------ Teks Bacaan
Di Norwegia, dibawah naugan kerja sama antara Universitas Gadjah Mada dan Universty in Agder, ketertarikan pribadi terhadap isu kesenjangan sosial mengantarkan saya pada kesempatan riset mengenai fenomena voluntarisme pada program Ferie for Alle (Holiday for All) di NGO Kristiansand Røde Kors (Red Cross Norwegia di kota Kristiansand). Terkait ini, seberapa keras menjelaskan topik skripsi tersebut, kepada orang tua maupun teman di Indonesia, kesan yang tercurah selalu sebatas “Ohhh, mau neliti motivasi relawan program bagi-bagi tiket liburan gratis untuk keluarga tidak mampu di Norwegia”.
Topik itu berasal dari dinamika 5 bulan pertama yang saya habiskan untuk merancang riset dan 5 bulan selanjutnya implementasi dengan riset lapangan dan menulis tesis. Pada awalnya terbayang mewawancari para voluntir secara langsung merupakan perihal yang sulit, asumsi dari tidak terbiasa berbicara bahasa inggris, tetapi ketika wawancara dengan informan pertama, mendengarkan jawabanya, kesan sulit seolah hilang dengan ditemukanya makna penting dari riset yang dilakukan.
------------
- _Yang Harus Dikerjakan_
Ketik ulang bagian bacaan tentang riset relawan di Norwegia, mulai dari "Topik itu berasal" sampai dengan "riset yang dilakukan.", tanpa mengubah satu huruf pun. Data ini merupakan bahan tersendiri, terpisah dari bacaan di atas.
------ Data untuk Diperiksa
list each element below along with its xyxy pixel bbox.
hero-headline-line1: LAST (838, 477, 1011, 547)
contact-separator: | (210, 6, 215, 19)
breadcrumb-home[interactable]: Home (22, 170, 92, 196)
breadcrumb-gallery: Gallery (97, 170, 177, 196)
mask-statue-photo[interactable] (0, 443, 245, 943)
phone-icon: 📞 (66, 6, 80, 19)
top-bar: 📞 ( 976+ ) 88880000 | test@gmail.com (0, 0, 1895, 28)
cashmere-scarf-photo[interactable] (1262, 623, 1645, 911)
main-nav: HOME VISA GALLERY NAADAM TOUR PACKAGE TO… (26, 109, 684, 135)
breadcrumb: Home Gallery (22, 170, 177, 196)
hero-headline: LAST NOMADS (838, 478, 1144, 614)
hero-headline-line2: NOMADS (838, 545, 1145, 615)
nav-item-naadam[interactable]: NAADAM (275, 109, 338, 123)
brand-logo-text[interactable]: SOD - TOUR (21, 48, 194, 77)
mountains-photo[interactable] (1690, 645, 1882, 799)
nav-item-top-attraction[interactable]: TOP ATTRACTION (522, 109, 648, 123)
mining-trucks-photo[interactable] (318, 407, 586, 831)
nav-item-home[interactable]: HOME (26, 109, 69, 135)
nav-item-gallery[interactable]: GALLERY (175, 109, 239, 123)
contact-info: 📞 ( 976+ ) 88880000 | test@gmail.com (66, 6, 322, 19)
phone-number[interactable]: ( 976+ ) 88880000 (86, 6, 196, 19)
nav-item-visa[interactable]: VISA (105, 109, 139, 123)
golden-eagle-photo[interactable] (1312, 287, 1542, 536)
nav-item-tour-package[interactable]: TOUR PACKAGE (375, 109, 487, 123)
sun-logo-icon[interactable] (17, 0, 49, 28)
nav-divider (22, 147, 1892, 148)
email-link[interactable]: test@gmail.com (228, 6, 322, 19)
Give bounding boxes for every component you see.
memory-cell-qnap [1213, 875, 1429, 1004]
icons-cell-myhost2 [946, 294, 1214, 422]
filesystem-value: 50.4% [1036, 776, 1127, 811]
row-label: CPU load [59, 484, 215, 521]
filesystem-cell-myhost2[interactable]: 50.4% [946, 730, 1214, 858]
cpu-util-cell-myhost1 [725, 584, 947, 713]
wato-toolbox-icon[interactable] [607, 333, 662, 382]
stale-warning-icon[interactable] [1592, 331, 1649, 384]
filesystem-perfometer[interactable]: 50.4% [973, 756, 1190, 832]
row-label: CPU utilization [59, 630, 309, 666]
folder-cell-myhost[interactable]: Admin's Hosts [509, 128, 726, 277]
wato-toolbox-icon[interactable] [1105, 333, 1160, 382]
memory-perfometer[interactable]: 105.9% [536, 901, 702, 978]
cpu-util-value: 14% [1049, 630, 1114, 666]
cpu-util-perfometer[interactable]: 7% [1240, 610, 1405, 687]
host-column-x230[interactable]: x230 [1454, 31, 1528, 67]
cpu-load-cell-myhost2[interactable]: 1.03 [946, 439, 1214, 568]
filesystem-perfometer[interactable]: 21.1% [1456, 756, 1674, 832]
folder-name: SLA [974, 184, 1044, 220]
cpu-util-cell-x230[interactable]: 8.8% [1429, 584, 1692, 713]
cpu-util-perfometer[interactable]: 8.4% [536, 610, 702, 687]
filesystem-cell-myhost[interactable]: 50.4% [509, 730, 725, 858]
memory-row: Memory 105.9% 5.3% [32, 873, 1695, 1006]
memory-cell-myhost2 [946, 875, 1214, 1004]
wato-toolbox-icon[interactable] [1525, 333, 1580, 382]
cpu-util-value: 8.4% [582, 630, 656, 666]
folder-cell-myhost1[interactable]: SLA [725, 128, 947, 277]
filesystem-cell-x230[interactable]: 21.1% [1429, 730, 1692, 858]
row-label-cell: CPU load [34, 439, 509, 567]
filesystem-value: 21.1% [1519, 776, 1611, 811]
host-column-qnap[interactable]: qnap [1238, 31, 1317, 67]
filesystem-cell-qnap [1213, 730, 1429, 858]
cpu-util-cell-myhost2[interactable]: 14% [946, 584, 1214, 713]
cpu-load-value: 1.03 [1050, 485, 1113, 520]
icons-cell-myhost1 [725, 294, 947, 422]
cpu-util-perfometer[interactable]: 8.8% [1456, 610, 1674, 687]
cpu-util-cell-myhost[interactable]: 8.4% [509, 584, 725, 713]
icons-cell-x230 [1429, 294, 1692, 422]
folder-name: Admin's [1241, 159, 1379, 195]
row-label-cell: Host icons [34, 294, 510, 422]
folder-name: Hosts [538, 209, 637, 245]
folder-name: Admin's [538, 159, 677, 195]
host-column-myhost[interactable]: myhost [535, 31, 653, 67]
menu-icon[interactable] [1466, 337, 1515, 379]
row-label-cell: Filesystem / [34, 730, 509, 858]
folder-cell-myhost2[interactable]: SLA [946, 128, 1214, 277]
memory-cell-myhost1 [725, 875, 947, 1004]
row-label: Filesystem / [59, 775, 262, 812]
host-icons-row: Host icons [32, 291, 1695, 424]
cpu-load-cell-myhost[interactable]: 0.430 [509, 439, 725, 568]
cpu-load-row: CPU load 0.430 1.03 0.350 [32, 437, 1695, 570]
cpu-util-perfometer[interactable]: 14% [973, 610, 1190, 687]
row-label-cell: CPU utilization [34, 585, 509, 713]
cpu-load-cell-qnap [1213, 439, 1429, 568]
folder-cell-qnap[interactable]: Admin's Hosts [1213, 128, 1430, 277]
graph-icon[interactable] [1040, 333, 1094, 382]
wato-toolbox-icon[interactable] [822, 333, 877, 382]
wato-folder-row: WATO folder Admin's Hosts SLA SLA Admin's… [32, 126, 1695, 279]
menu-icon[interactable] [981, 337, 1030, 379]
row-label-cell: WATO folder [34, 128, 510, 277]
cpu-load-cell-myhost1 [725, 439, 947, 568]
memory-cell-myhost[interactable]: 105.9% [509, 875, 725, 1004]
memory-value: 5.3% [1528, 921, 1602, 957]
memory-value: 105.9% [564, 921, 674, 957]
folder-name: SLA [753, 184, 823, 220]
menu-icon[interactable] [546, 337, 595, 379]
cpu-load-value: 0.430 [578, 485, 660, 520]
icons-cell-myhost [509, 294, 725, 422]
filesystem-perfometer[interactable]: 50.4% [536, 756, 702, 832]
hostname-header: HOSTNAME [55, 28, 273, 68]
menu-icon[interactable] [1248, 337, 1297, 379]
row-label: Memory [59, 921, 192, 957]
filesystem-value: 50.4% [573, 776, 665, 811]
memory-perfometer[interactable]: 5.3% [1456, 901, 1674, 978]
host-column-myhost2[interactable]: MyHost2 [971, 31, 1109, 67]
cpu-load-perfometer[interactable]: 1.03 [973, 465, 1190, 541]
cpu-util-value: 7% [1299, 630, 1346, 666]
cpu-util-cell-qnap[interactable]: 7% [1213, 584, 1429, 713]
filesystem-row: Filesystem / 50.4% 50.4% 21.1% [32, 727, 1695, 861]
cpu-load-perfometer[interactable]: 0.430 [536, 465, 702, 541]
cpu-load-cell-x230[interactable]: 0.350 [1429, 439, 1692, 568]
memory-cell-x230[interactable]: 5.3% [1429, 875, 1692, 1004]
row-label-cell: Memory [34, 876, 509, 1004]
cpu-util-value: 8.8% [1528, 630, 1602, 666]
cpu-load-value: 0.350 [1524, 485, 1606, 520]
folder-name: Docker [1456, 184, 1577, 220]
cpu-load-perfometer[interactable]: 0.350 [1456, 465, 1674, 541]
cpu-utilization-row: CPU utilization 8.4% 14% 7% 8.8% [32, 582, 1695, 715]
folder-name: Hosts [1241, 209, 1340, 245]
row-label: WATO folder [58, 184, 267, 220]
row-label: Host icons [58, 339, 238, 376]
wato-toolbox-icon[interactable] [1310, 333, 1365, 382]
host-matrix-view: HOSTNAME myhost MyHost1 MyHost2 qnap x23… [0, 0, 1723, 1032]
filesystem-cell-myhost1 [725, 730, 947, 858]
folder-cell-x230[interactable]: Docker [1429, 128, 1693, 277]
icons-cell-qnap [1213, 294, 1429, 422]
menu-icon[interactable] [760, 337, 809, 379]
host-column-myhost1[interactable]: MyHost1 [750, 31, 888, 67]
------------
- _Jawaban Soal_
Topik itu berasal dari dinamika 5 bulan pertama yang saya habiskan untuk merancang riset dan 5 bulan selanjutnya implementasi dengan riset lapangan dan menulis tesis. Pada awalnya terbayang mewawancari para voluntir secara langsung merupakan perihal yang sulit, asumsi dari tidak terbiasa berbicara bahasa inggris, tetapi ketika wawancara dengan informan pertama, mendengarkan jawabanya, kesan sulit seolah hilang dengan ditemukanya makna penting dari riset yang dilakukan.